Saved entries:
(begin)

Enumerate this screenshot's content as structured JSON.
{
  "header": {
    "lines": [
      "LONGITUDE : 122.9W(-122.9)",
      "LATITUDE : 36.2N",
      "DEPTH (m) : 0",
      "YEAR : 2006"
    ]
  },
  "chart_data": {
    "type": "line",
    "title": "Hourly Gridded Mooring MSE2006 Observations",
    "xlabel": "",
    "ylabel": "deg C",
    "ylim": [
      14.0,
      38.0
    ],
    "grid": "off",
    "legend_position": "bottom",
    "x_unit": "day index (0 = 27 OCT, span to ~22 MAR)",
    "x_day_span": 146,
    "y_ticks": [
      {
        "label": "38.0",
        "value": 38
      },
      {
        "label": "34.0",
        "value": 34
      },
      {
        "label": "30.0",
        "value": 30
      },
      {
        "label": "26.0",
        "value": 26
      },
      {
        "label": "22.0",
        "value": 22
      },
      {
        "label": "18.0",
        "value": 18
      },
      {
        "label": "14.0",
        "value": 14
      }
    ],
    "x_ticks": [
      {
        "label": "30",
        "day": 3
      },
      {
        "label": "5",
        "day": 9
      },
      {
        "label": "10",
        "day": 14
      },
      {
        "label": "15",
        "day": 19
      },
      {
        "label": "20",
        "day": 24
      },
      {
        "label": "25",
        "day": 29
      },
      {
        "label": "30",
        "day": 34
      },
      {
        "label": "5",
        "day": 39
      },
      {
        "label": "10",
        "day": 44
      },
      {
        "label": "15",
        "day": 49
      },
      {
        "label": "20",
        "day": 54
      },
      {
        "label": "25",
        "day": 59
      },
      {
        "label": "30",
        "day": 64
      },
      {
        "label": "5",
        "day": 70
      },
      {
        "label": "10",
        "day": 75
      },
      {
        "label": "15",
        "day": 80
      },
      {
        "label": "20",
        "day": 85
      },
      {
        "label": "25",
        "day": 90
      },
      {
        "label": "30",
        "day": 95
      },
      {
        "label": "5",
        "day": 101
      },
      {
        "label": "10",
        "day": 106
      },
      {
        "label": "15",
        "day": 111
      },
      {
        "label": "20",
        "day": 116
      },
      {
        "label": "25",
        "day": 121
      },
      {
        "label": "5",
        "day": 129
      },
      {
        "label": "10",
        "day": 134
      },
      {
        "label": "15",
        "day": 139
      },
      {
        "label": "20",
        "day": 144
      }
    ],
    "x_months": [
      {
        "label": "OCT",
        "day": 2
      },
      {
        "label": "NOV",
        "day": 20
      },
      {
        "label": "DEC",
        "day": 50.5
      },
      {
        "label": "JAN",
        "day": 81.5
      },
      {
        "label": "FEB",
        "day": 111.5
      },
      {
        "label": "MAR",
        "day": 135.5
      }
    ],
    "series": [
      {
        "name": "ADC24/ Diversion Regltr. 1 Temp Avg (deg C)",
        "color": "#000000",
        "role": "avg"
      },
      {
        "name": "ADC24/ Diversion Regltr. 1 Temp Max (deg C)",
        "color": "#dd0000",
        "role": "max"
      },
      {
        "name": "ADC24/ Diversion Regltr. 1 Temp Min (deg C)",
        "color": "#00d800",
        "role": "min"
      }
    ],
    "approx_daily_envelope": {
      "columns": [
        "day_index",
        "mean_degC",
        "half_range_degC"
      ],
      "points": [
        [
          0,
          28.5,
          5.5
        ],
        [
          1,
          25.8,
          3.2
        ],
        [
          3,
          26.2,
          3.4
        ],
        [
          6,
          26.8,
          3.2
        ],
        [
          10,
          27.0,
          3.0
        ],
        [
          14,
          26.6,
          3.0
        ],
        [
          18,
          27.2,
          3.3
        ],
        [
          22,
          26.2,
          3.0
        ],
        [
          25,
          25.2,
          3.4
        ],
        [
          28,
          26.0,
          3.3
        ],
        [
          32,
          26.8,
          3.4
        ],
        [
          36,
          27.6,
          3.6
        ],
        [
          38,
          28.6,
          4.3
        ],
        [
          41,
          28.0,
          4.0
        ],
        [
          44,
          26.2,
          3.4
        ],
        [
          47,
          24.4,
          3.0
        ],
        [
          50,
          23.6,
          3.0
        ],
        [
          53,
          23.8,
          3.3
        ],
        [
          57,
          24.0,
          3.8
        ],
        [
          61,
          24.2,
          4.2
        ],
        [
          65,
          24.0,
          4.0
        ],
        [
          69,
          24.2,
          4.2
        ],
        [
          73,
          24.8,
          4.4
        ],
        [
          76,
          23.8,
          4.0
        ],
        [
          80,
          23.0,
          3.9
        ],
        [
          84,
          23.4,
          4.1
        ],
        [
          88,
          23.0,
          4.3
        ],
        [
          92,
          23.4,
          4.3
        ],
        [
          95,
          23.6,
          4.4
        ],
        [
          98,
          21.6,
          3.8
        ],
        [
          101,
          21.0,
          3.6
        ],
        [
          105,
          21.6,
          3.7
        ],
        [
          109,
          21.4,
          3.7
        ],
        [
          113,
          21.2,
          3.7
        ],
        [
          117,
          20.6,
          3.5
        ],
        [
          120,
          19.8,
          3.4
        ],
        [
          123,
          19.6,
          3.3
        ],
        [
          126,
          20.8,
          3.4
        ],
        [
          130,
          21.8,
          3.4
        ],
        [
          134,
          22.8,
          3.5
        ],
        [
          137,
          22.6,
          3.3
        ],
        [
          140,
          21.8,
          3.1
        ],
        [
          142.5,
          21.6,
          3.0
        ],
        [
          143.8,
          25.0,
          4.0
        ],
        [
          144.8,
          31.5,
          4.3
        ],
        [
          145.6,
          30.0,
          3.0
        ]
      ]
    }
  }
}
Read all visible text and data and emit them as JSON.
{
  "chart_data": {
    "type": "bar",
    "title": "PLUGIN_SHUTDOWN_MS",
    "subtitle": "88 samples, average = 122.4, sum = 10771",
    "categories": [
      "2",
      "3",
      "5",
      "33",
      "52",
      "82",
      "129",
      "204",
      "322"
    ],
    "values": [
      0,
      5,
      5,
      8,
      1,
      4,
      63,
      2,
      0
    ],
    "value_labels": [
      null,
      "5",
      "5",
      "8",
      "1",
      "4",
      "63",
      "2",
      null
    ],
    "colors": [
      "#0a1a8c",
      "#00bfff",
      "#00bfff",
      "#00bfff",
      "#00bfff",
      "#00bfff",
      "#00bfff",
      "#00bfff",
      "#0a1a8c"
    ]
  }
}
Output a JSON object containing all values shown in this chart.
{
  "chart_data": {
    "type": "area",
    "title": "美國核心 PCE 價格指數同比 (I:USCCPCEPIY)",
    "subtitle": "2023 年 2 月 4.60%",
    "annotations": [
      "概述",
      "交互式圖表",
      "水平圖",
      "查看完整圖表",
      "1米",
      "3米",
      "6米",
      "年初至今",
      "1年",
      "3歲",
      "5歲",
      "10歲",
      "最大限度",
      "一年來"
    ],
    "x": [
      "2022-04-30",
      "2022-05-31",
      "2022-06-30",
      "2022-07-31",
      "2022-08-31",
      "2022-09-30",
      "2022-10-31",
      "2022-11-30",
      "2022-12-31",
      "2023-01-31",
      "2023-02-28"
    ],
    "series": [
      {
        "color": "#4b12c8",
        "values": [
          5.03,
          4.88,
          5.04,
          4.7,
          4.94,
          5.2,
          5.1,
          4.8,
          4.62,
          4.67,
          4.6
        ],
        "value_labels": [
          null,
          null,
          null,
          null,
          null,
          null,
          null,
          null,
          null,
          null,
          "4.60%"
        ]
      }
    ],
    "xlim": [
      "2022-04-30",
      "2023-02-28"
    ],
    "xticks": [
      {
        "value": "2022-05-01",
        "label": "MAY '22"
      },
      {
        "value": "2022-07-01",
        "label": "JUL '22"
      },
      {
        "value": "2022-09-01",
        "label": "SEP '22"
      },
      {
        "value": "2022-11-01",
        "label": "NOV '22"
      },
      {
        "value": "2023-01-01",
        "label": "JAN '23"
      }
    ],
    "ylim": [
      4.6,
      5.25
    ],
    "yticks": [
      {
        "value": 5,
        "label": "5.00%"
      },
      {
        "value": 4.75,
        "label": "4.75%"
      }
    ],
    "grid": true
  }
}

(end)

Your instructions:
Set out every line from the material that contains the string "name".

Problem solution:
        "name": "ADC24/ Diversion Regltr. 1 Temp Avg (deg C)",
        "name": "ADC24/ Diversion Regltr. 1 Temp Max (deg C)",
        "name": "ADC24/ Diversion Regltr. 1 Temp Min (deg C)",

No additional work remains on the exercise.